• Records supplied:
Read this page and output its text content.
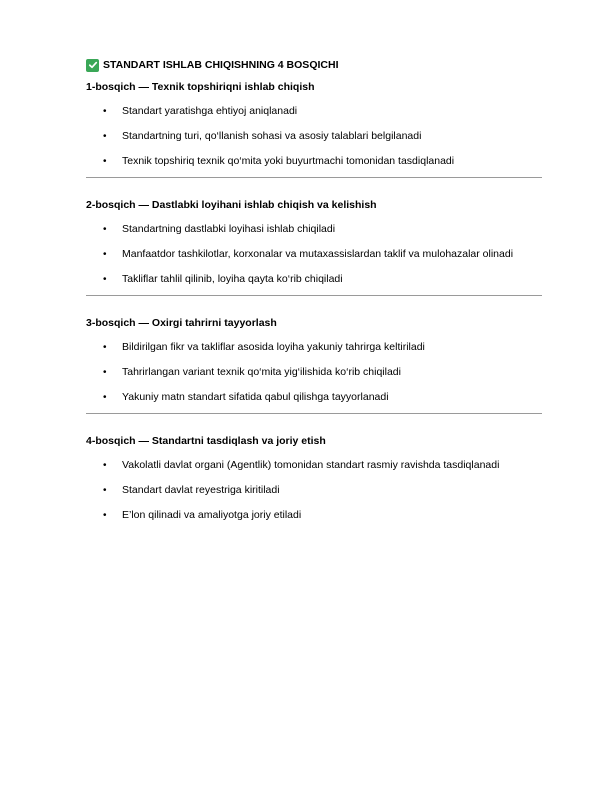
STANDART ISHLAB CHIQISHNING 4 BOSQICHI
1-bosqich — Texnik topshiriqni ishlab chiqish
• Standart yaratishga ehtiyoj aniqlanadi
• Standartning turi, qo‘llanish sohasi va asosiy talablari belgilanadi
• Texnik topshiriq texnik qo‘mita yoki buyurtmachi tomonidan tasdiqlanadi
2-bosqich — Dastlabki loyihani ishlab chiqish va kelishish
• Standartning dastlabki loyihasi ishlab chiqiladi
• Manfaatdor tashkilotlar, korxonalar va mutaxassislardan taklif va mulohazalar olinadi
• Takliflar tahlil qilinib, loyiha qayta ko‘rib chiqiladi
3-bosqich — Oxirgi tahrirni tayyorlash
• Bildirilgan fikr va takliflar asosida loyiha yakuniy tahrirga keltiriladi
• Tahrirlangan variant texnik qo‘mita yig‘ilishida ko‘rib chiqiladi
• Yakuniy matn standart sifatida qabul qilishga tayyorlanadi
4-bosqich — Standartni tasdiqlash va joriy etish
• Vakolatli davlat organi (Agentlik) tomonidan standart rasmiy ravishda tasdiqlanadi
• Standart davlat reyestriga kiritiladi
• E’lon qilinadi va amaliyotga joriy etiladi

• Given task:
Nothing but the pictures may be dropped; output the records above exactly.

• Response below:
Read this page and output its text content.
STANDART ISHLAB CHIQISHNING 4 BOSQICHI
1-bosqich — Texnik topshiriqni ishlab chiqish
• Standart yaratishga ehtiyoj aniqlanadi
• Standartning turi, qo‘llanish sohasi va asosiy talablari belgilanadi
• Texnik topshiriq texnik qo‘mita yoki buyurtmachi tomonidan tasdiqlanadi
2-bosqich — Dastlabki loyihani ishlab chiqish va kelishish
• Standartning dastlabki loyihasi ishlab chiqiladi
• Manfaatdor tashkilotlar, korxonalar va mutaxassislardan taklif va mulohazalar olinadi
• Takliflar tahlil qilinib, loyiha qayta ko‘rib chiqiladi
3-bosqich — Oxirgi tahrirni tayyorlash
• Bildirilgan fikr va takliflar asosida loyiha yakuniy tahrirga keltiriladi
• Tahrirlangan variant texnik qo‘mita yig‘ilishida ko‘rib chiqiladi
• Yakuniy matn standart sifatida qabul qilishga tayyorlanadi
4-bosqich — Standartni tasdiqlash va joriy etish
• Vakolatli davlat organi (Agentlik) tomonidan standart rasmiy ravishda tasdiqlanadi
• Standart davlat reyestriga kiritiladi
• E’lon qilinadi va amaliyotga joriy etiladi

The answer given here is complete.